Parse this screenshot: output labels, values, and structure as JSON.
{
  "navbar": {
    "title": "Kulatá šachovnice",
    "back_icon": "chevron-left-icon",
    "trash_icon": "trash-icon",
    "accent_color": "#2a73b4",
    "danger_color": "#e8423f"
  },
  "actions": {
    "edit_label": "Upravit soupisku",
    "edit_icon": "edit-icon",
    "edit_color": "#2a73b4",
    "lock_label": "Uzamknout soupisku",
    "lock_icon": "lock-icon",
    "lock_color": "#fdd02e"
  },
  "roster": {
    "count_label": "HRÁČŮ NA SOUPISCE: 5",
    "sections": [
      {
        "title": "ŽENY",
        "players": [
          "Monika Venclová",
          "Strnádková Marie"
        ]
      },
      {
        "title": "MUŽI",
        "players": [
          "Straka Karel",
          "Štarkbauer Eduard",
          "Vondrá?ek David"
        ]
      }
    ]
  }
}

---+---

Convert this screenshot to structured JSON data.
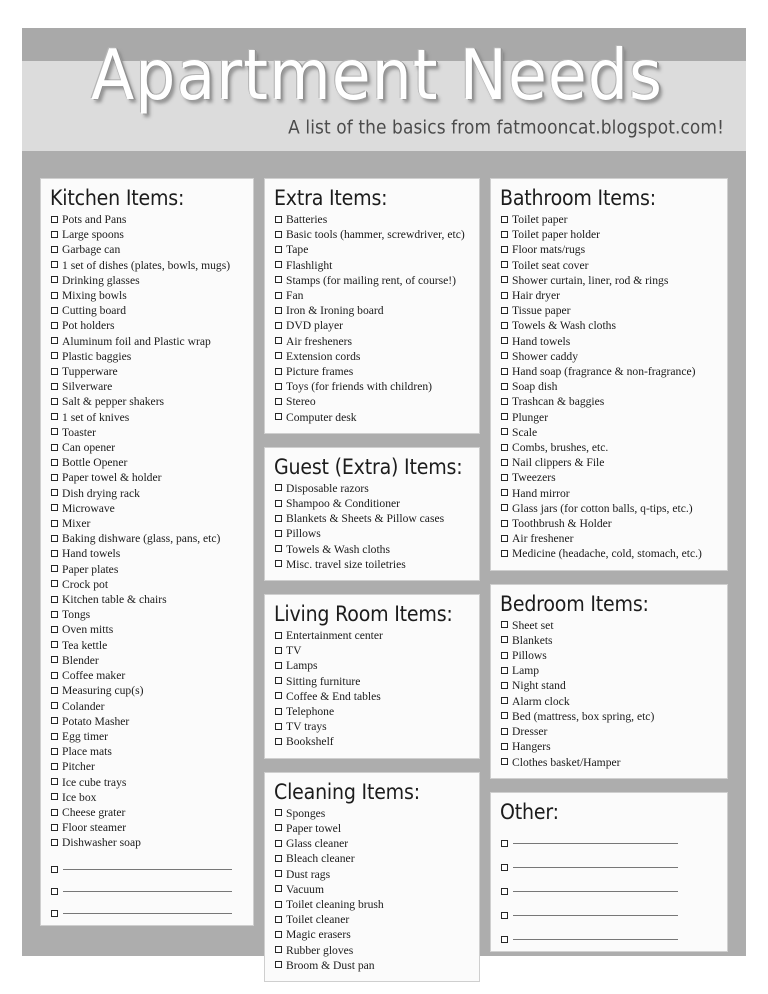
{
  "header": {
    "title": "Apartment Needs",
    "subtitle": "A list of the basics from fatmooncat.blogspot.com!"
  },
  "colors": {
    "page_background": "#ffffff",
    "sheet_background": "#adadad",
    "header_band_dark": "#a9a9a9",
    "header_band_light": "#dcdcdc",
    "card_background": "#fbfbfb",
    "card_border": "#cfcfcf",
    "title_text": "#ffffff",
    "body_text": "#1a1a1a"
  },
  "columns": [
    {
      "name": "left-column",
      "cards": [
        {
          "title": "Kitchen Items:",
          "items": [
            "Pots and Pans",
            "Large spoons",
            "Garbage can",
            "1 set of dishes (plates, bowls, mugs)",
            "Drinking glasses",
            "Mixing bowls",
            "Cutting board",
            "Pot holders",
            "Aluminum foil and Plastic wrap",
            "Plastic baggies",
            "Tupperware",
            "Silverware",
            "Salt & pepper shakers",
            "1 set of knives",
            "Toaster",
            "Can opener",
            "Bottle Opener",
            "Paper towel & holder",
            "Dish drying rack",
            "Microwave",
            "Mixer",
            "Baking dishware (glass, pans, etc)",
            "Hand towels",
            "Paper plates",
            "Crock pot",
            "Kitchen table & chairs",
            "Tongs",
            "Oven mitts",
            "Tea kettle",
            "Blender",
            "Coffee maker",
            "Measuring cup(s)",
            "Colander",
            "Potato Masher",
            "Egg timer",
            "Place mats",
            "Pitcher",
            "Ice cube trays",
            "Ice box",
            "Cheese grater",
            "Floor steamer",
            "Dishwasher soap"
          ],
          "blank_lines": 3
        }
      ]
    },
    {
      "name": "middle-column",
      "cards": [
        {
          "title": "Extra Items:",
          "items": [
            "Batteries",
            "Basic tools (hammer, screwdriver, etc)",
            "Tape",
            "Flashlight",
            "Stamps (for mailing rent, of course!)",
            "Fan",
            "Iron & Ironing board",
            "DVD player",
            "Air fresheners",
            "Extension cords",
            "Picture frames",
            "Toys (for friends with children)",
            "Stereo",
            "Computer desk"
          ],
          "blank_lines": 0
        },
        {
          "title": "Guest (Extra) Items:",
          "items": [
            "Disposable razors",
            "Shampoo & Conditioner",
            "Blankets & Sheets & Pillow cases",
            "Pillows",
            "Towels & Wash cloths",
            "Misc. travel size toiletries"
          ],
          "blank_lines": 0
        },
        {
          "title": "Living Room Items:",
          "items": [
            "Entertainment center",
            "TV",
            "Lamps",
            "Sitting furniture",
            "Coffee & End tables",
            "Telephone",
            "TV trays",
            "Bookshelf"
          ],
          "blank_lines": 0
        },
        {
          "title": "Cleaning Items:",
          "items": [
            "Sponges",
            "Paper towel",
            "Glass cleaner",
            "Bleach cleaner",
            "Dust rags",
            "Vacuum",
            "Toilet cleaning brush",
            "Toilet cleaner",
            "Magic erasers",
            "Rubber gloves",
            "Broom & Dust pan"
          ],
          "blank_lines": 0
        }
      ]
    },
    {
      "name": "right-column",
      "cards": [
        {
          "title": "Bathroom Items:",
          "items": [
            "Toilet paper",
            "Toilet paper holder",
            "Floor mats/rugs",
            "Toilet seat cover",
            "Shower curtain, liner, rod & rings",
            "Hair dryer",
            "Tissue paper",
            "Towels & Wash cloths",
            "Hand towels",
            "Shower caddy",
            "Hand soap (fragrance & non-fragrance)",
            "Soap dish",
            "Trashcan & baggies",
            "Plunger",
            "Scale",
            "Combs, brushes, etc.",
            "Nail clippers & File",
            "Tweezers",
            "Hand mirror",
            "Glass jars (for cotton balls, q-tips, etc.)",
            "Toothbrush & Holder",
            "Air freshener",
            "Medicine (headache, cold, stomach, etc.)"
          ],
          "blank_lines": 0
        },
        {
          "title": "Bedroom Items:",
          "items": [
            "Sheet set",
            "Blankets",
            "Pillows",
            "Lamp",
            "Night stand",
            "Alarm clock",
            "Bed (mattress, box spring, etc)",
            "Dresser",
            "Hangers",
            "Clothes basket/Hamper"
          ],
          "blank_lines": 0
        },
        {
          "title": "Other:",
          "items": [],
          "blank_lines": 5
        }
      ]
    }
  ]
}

---+---

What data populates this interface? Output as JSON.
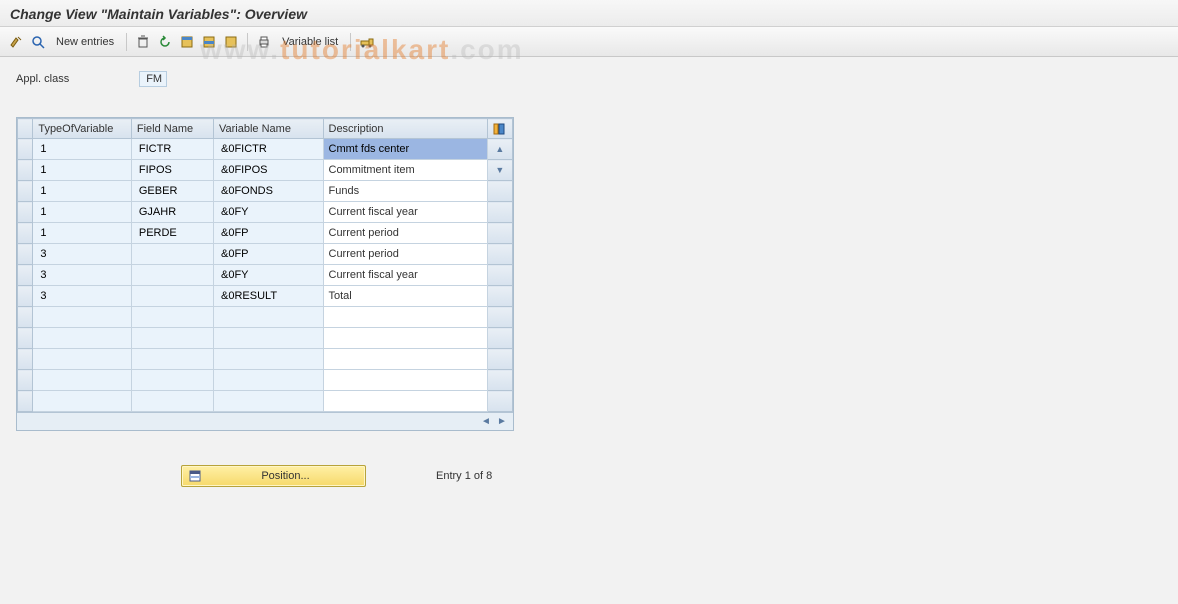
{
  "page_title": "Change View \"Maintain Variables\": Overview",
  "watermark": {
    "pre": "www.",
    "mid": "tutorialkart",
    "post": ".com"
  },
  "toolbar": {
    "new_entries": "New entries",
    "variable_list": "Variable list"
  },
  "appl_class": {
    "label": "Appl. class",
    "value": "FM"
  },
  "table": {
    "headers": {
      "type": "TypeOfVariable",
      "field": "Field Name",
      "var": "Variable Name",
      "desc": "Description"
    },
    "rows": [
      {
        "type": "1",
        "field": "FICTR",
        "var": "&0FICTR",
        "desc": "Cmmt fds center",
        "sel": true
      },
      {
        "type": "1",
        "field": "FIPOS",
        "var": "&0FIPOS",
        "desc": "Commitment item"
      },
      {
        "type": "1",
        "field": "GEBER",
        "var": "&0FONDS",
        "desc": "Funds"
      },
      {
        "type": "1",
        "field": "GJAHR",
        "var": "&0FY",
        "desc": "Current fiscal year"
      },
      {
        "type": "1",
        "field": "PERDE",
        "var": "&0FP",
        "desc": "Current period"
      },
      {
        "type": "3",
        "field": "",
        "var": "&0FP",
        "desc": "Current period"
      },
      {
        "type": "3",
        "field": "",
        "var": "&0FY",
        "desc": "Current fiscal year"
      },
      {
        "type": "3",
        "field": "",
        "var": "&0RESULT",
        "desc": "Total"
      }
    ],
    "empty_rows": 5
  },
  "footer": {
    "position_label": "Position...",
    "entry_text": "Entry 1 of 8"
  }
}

---+---

Copy out each line of the entries that holds "center".

* _EXERCISE ANSWER_
            "Entertainment center",
        "desc": "Cmmt fds center",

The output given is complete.